"""

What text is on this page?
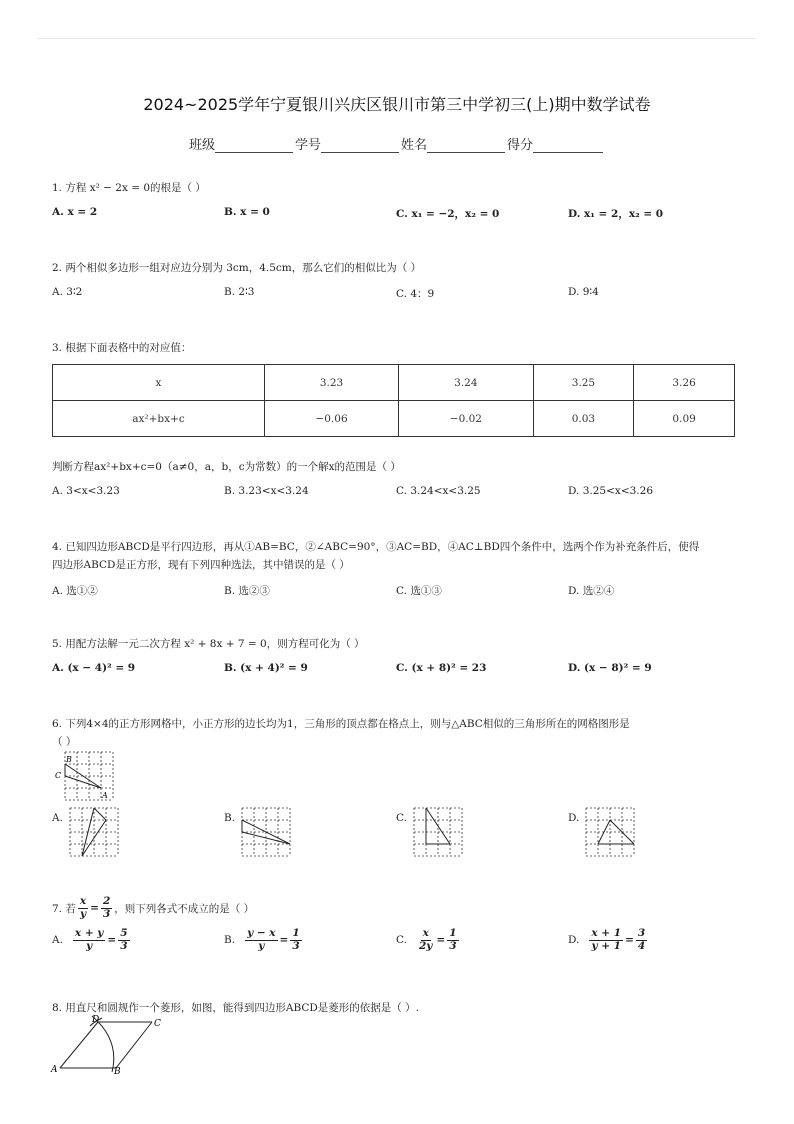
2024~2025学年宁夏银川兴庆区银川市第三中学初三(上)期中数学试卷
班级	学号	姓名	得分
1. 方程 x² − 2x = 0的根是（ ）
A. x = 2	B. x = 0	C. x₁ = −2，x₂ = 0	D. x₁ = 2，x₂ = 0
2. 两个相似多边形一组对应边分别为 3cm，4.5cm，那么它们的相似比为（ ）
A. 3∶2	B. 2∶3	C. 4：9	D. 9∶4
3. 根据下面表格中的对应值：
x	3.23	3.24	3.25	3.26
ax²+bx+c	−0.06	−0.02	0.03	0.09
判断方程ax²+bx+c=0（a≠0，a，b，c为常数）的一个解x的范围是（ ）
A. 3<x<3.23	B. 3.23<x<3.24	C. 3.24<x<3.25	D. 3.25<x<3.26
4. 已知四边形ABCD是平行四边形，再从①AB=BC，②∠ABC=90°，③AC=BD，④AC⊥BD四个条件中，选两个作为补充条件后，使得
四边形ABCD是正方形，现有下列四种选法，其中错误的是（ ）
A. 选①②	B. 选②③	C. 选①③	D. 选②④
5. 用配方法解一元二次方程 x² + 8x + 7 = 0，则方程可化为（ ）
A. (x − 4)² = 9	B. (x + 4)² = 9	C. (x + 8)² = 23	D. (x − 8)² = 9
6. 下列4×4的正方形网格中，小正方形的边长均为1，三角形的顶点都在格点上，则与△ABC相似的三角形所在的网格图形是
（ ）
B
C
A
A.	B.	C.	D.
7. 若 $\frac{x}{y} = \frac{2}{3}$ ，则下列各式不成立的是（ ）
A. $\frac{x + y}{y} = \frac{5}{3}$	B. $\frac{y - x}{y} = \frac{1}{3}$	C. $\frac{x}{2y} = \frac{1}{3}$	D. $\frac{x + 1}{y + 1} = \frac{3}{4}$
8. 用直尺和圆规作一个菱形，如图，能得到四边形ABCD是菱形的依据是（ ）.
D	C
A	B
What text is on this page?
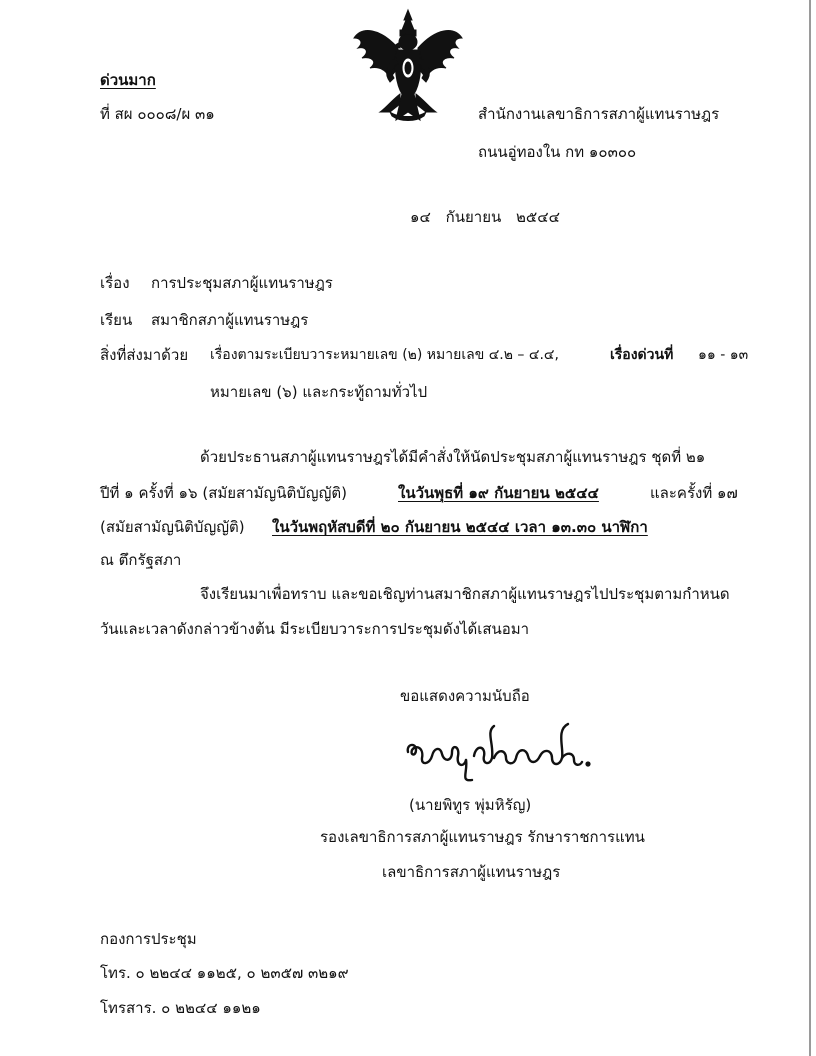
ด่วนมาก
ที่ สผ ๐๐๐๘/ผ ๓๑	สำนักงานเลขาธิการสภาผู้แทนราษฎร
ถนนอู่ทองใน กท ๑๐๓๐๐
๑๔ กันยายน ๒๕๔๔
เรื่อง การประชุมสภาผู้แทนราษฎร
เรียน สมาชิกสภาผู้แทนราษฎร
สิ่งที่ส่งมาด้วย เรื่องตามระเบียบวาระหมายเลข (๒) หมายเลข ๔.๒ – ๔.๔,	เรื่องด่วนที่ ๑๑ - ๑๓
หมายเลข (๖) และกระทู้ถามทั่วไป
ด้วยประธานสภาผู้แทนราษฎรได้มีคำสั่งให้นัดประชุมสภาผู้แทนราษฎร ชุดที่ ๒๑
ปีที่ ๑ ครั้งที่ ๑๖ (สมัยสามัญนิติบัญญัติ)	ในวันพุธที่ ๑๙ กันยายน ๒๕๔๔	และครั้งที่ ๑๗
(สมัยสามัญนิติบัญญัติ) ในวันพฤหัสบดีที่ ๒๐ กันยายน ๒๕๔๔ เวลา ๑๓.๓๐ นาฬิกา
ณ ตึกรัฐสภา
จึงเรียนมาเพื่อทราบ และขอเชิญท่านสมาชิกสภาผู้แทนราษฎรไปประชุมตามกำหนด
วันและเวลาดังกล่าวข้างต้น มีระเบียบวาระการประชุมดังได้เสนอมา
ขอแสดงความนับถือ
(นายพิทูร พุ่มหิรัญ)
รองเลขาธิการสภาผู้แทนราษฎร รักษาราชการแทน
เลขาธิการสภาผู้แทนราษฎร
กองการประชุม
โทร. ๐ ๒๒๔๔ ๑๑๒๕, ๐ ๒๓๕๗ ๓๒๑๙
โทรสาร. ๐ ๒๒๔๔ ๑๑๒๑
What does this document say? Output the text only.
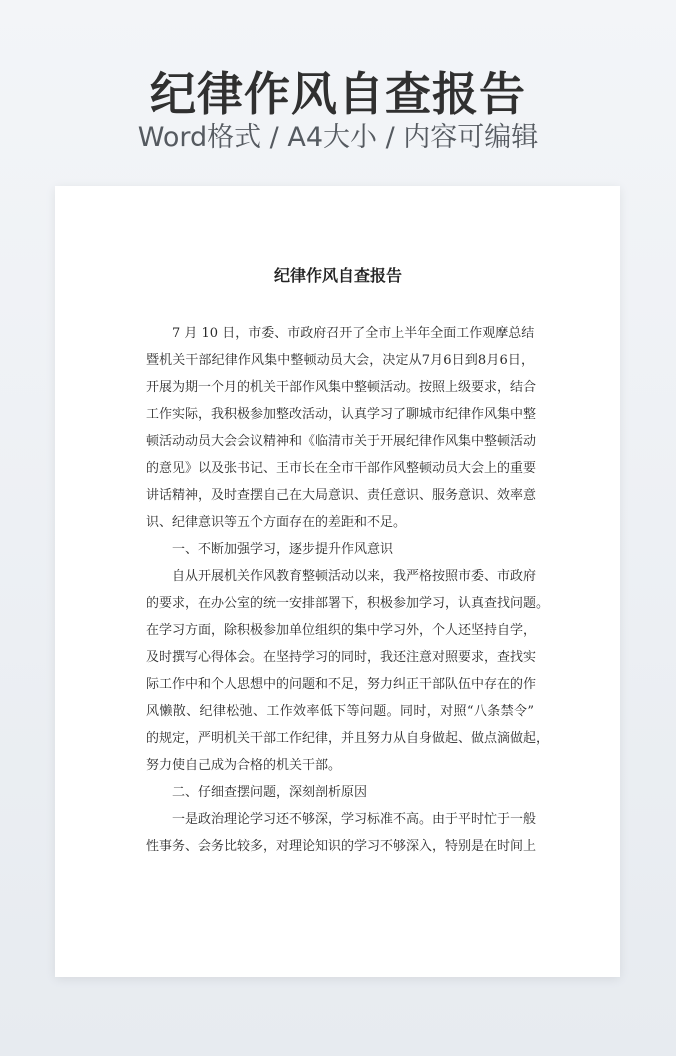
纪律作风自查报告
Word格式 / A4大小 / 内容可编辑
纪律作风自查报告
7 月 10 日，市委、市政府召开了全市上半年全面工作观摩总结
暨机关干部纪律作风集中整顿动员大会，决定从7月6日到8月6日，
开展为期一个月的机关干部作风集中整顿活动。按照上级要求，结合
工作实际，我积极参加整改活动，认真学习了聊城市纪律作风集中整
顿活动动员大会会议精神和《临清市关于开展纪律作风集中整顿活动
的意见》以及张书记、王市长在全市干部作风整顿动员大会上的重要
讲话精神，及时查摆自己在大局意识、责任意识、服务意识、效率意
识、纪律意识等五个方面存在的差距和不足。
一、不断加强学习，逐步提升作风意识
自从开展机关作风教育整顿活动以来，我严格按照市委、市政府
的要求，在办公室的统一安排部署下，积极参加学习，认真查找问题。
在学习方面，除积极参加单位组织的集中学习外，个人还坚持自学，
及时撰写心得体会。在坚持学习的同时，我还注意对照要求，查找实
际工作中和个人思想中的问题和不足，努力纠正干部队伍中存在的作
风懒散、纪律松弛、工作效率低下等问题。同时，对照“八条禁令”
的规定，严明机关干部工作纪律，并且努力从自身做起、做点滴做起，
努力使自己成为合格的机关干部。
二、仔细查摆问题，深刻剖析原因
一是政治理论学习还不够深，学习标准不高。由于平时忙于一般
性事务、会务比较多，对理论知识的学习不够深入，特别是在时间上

"""

Do this:
Return the entries unchanged, save for the pictures, which do not belong in the copy.

Expected output:
What text is on this page?
2024~2025学年宁夏银川兴庆区银川市第三中学初三(上)期中数学试卷
班级	学号	姓名	得分
1. 方程 x² − 2x = 0的根是（ ）
A. x = 2	B. x = 0	C. x₁ = −2，x₂ = 0	D. x₁ = 2，x₂ = 0
2. 两个相似多边形一组对应边分别为 3cm，4.5cm，那么它们的相似比为（ ）
A. 3∶2	B. 2∶3	C. 4：9	D. 9∶4
3. 根据下面表格中的对应值：
x	3.23	3.24	3.25	3.26
ax²+bx+c	−0.06	−0.02	0.03	0.09
判断方程ax²+bx+c=0（a≠0，a，b，c为常数）的一个解x的范围是（ ）
A. 3<x<3.23	B. 3.23<x<3.24	C. 3.24<x<3.25	D. 3.25<x<3.26
4. 已知四边形ABCD是平行四边形，再从①AB=BC，②∠ABC=90°，③AC=BD，④AC⊥BD四个条件中，选两个作为补充条件后，使得
四边形ABCD是正方形，现有下列四种选法，其中错误的是（ ）
A. 选①②	B. 选②③	C. 选①③	D. 选②④
5. 用配方法解一元二次方程 x² + 8x + 7 = 0，则方程可化为（ ）
A. (x − 4)² = 9	B. (x + 4)² = 9	C. (x + 8)² = 23	D. (x − 8)² = 9
6. 下列4×4的正方形网格中，小正方形的边长均为1，三角形的顶点都在格点上，则与△ABC相似的三角形所在的网格图形是
（ ）
B
C
A
A.	B.	C.	D.
7. 若 $\frac{x}{y} = \frac{2}{3}$ ，则下列各式不成立的是（ ）
A. $\frac{x + y}{y} = \frac{5}{3}$	B. $\frac{y - x}{y} = \frac{1}{3}$	C. $\frac{x}{2y} = \frac{1}{3}$	D. $\frac{x + 1}{y + 1} = \frac{3}{4}$
8. 用直尺和圆规作一个菱形，如图，能得到四边形ABCD是菱形的依据是（ ）.
D	C
A	B
What text is on this page?
ด่วนมาก
ที่ สผ ๐๐๐๘/ผ ๓๑	สำนักงานเลขาธิการสภาผู้แทนราษฎร
ถนนอู่ทองใน กท ๑๐๓๐๐
๑๔ กันยายน ๒๕๔๔
เรื่อง การประชุมสภาผู้แทนราษฎร
เรียน สมาชิกสภาผู้แทนราษฎร
สิ่งที่ส่งมาด้วย เรื่องตามระเบียบวาระหมายเลข (๒) หมายเลข ๔.๒ – ๔.๔,	เรื่องด่วนที่ ๑๑ - ๑๓
หมายเลข (๖) และกระทู้ถามทั่วไป
ด้วยประธานสภาผู้แทนราษฎรได้มีคำสั่งให้นัดประชุมสภาผู้แทนราษฎร ชุดที่ ๒๑
ปีที่ ๑ ครั้งที่ ๑๖ (สมัยสามัญนิติบัญญัติ)	ในวันพุธที่ ๑๙ กันยายน ๒๕๔๔	และครั้งที่ ๑๗
(สมัยสามัญนิติบัญญัติ) ในวันพฤหัสบดีที่ ๒๐ กันยายน ๒๕๔๔ เวลา ๑๓.๓๐ นาฬิกา
ณ ตึกรัฐสภา
จึงเรียนมาเพื่อทราบ และขอเชิญท่านสมาชิกสภาผู้แทนราษฎรไปประชุมตามกำหนด
วันและเวลาดังกล่าวข้างต้น มีระเบียบวาระการประชุมดังได้เสนอมา
ขอแสดงความนับถือ
(นายพิทูร พุ่มหิรัญ)
รองเลขาธิการสภาผู้แทนราษฎร รักษาราชการแทน
เลขาธิการสภาผู้แทนราษฎร
กองการประชุม
โทร. ๐ ๒๒๔๔ ๑๑๒๕, ๐ ๒๓๕๗ ๓๒๑๙
โทรสาร. ๐ ๒๒๔๔ ๑๑๒๑
What does this document say? Output the text only.
纪律作风自查报告
Word格式 / A4大小 / 内容可编辑
纪律作风自查报告
7 月 10 日，市委、市政府召开了全市上半年全面工作观摩总结
暨机关干部纪律作风集中整顿动员大会，决定从7月6日到8月6日，
开展为期一个月的机关干部作风集中整顿活动。按照上级要求，结合
工作实际，我积极参加整改活动，认真学习了聊城市纪律作风集中整
顿活动动员大会会议精神和《临清市关于开展纪律作风集中整顿活动
的意见》以及张书记、王市长在全市干部作风整顿动员大会上的重要
讲话精神，及时查摆自己在大局意识、责任意识、服务意识、效率意
识、纪律意识等五个方面存在的差距和不足。
一、不断加强学习，逐步提升作风意识
自从开展机关作风教育整顿活动以来，我严格按照市委、市政府
的要求，在办公室的统一安排部署下，积极参加学习，认真查找问题。
在学习方面，除积极参加单位组织的集中学习外，个人还坚持自学，
及时撰写心得体会。在坚持学习的同时，我还注意对照要求，查找实
际工作中和个人思想中的问题和不足，努力纠正干部队伍中存在的作
风懒散、纪律松弛、工作效率低下等问题。同时，对照“八条禁令”
的规定，严明机关干部工作纪律，并且努力从自身做起、做点滴做起，
努力使自己成为合格的机关干部。
二、仔细查摆问题，深刻剖析原因
一是政治理论学习还不够深，学习标准不高。由于平时忙于一般
性事务、会务比较多，对理论知识的学习不够深入，特别是在时间上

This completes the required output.